Go through the listing and copy each line with the string "system".
--- start of Record extracts ---
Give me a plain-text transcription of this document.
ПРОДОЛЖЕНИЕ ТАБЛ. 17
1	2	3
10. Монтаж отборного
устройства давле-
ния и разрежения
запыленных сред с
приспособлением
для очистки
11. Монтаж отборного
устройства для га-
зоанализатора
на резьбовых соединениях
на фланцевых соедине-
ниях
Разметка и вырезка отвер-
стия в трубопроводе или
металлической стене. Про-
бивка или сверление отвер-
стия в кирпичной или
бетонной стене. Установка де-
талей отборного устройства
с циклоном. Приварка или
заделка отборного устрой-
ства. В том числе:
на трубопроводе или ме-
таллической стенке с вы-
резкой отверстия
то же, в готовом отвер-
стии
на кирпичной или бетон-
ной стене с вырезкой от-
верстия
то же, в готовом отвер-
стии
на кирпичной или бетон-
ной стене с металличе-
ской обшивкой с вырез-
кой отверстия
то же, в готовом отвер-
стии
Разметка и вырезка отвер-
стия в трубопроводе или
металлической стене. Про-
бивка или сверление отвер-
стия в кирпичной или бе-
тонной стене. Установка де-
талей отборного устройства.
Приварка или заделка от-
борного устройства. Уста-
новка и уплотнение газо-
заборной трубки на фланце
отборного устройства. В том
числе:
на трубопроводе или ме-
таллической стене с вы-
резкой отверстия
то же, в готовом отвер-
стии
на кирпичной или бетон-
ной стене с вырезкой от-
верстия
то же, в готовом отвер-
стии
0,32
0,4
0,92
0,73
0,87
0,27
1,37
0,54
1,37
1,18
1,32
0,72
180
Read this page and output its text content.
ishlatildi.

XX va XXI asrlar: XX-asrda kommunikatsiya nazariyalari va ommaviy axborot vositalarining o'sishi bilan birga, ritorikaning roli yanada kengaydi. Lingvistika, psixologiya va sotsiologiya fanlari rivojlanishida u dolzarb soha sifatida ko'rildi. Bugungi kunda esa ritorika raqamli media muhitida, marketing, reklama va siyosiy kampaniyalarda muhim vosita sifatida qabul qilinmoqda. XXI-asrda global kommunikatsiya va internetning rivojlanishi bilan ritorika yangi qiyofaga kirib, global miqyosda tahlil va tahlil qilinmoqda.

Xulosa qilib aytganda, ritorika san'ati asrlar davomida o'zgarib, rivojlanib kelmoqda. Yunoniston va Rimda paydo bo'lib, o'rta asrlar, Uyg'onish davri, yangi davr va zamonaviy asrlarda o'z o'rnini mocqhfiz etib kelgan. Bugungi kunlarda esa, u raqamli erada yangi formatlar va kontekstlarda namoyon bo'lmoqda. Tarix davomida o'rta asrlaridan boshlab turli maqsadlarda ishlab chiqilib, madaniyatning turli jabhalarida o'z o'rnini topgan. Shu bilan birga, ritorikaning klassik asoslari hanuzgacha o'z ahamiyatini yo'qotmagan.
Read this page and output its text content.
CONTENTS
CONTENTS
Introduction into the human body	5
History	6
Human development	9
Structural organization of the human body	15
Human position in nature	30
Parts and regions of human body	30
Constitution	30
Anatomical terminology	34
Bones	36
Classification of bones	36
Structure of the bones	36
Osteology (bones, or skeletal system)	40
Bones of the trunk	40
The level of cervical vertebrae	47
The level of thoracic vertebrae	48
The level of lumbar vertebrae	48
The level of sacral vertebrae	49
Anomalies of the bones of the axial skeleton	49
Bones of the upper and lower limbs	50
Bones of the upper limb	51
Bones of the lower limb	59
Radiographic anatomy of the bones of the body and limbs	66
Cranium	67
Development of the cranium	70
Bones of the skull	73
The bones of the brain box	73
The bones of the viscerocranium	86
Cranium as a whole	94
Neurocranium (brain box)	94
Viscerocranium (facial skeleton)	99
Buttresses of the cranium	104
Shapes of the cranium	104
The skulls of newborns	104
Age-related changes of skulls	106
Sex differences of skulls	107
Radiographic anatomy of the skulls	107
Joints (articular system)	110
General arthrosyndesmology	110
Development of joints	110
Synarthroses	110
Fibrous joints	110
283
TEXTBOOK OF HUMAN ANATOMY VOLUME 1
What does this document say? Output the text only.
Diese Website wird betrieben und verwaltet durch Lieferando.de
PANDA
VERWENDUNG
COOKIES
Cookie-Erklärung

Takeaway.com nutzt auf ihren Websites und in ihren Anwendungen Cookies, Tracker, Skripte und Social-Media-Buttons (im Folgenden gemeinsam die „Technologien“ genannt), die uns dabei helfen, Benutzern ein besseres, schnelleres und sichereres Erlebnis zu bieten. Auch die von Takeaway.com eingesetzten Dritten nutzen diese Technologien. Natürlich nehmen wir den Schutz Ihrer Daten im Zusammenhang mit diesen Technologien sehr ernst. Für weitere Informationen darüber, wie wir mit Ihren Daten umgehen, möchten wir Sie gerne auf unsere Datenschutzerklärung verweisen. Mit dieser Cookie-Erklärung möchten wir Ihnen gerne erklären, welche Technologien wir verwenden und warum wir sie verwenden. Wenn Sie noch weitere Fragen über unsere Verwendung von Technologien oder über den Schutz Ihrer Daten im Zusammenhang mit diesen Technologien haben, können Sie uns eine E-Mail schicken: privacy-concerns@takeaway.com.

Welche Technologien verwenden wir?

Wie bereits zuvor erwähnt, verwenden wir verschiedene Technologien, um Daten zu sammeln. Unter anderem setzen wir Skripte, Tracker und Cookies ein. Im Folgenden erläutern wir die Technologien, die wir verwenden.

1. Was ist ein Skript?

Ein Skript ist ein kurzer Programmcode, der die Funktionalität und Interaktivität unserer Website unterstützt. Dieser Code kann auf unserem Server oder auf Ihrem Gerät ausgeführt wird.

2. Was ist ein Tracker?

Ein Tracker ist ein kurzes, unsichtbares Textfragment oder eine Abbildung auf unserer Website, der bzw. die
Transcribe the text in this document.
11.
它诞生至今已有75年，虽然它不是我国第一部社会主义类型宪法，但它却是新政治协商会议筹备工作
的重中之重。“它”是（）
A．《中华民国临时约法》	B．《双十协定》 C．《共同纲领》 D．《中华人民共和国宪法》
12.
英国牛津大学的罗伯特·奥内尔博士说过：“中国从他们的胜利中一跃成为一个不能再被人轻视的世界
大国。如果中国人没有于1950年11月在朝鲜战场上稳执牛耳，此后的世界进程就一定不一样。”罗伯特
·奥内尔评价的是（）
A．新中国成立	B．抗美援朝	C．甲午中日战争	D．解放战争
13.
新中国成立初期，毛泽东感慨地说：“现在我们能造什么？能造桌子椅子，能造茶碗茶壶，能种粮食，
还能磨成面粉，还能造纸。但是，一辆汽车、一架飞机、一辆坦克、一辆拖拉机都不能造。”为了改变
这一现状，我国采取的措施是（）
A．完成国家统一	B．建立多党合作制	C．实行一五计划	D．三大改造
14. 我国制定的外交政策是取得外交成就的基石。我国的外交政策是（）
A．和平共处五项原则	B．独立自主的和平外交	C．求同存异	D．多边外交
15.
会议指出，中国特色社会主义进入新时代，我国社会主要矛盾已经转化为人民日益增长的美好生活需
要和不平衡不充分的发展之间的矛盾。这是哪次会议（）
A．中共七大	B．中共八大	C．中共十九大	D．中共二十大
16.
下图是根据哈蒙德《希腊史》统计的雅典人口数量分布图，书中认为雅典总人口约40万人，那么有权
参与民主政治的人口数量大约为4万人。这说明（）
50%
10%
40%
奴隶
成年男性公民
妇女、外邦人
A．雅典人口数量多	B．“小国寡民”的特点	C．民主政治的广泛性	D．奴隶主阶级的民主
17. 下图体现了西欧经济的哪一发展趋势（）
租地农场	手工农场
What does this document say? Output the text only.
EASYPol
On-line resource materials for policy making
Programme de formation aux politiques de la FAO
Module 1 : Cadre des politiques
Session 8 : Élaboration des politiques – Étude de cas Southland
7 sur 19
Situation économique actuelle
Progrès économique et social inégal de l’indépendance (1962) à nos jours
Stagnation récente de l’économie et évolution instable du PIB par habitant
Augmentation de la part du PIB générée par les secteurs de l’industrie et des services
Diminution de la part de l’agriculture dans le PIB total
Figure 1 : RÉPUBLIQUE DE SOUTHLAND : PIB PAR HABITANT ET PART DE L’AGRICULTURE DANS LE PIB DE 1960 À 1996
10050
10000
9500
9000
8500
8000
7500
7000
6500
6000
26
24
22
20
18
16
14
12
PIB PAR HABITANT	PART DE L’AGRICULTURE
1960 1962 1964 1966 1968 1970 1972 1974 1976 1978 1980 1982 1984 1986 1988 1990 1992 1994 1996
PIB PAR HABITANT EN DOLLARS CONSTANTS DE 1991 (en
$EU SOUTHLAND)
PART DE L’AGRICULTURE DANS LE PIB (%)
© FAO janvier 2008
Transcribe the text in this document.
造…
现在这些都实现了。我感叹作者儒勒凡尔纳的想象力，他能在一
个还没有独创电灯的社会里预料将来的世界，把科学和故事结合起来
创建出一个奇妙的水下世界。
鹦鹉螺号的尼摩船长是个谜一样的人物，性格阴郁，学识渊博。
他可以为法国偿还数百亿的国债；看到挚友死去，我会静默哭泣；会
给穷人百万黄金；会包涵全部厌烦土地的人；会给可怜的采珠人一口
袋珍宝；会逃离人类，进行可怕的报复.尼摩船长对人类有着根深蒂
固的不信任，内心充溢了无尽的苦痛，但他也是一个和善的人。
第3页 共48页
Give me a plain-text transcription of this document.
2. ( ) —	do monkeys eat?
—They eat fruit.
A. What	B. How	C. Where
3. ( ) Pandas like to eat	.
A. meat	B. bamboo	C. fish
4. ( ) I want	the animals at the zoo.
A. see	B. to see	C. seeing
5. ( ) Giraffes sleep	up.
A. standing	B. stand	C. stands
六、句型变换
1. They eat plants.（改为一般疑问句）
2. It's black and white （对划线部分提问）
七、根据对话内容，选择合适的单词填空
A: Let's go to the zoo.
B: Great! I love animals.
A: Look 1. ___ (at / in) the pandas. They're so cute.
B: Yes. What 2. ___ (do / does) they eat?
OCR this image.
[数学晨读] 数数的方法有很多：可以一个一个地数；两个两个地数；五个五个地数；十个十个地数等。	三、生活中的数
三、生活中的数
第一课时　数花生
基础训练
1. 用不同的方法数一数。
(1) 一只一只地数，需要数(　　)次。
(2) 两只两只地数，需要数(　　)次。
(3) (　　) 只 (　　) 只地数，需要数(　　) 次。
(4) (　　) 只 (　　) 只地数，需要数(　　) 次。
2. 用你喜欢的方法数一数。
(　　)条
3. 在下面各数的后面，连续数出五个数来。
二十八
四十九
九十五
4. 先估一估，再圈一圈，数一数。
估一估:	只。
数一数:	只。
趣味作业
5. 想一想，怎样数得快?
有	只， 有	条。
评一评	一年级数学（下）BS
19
--- end of Record extracts ---
**Exercise output**
Osteology (bones, or skeletal system)	40
Joints (articular system)	110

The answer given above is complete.